_Short exercise_
Copy down every line where the string "志做大先生" shows up.

(Recorded data)
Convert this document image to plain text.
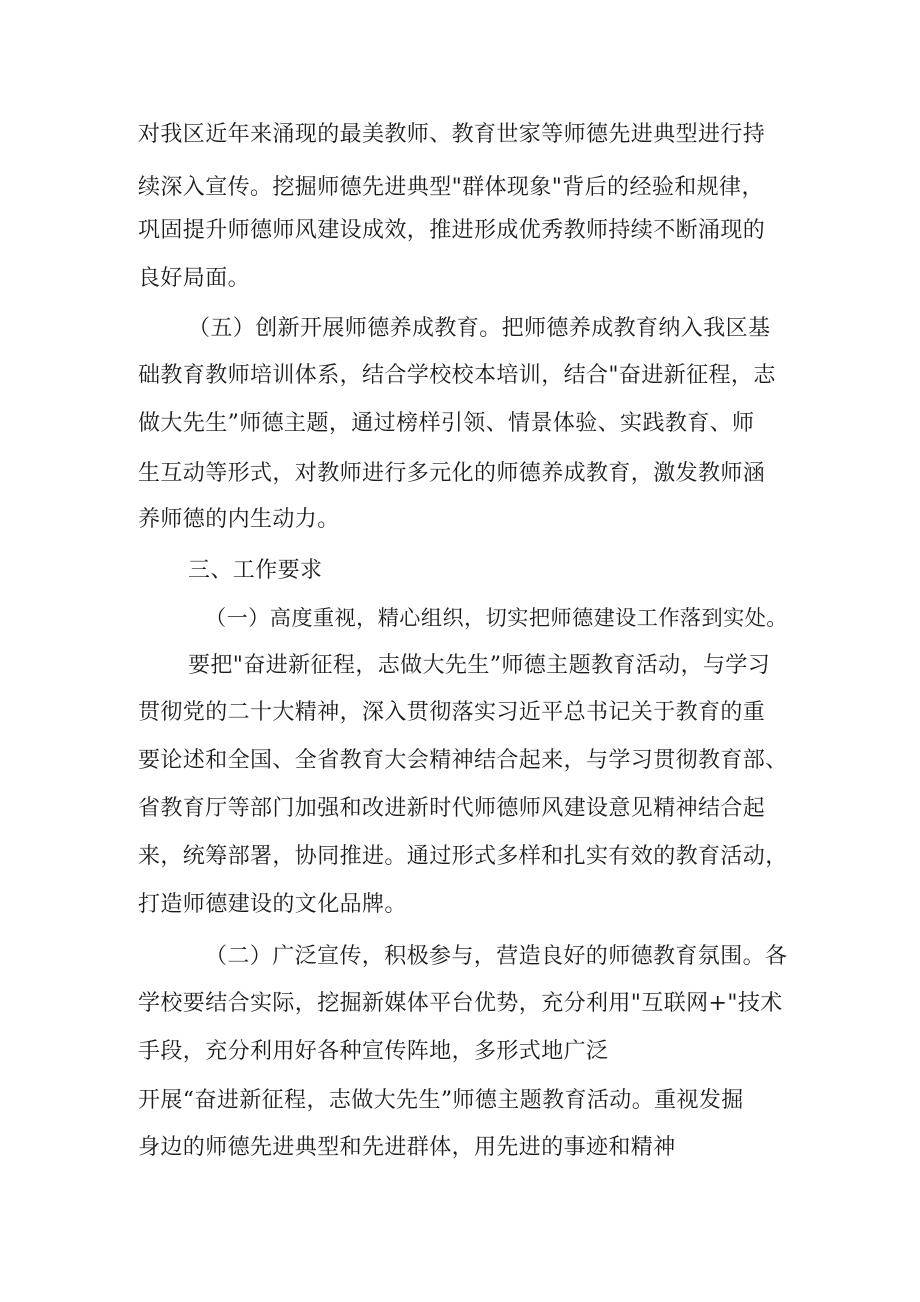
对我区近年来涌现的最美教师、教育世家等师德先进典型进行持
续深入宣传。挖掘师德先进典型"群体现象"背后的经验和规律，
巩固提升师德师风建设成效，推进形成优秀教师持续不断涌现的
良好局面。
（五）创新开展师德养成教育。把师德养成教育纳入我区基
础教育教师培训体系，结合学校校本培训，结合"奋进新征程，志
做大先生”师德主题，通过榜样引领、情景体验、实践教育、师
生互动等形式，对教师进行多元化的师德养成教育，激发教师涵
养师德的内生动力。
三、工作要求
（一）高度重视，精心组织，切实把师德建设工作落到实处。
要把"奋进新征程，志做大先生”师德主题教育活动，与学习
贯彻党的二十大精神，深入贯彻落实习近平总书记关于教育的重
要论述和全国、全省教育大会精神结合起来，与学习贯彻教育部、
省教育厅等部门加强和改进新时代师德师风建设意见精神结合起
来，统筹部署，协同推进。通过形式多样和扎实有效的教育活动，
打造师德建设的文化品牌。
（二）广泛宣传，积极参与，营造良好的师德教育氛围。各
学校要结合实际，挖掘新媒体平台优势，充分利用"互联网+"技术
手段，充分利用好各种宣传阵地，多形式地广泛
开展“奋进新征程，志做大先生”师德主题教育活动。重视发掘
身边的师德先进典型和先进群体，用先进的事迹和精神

_Written response_
要把"奋进新征程，志做大先生”师德主题教育活动，与学习
开展“奋进新征程，志做大先生”师德主题教育活动。重视发掘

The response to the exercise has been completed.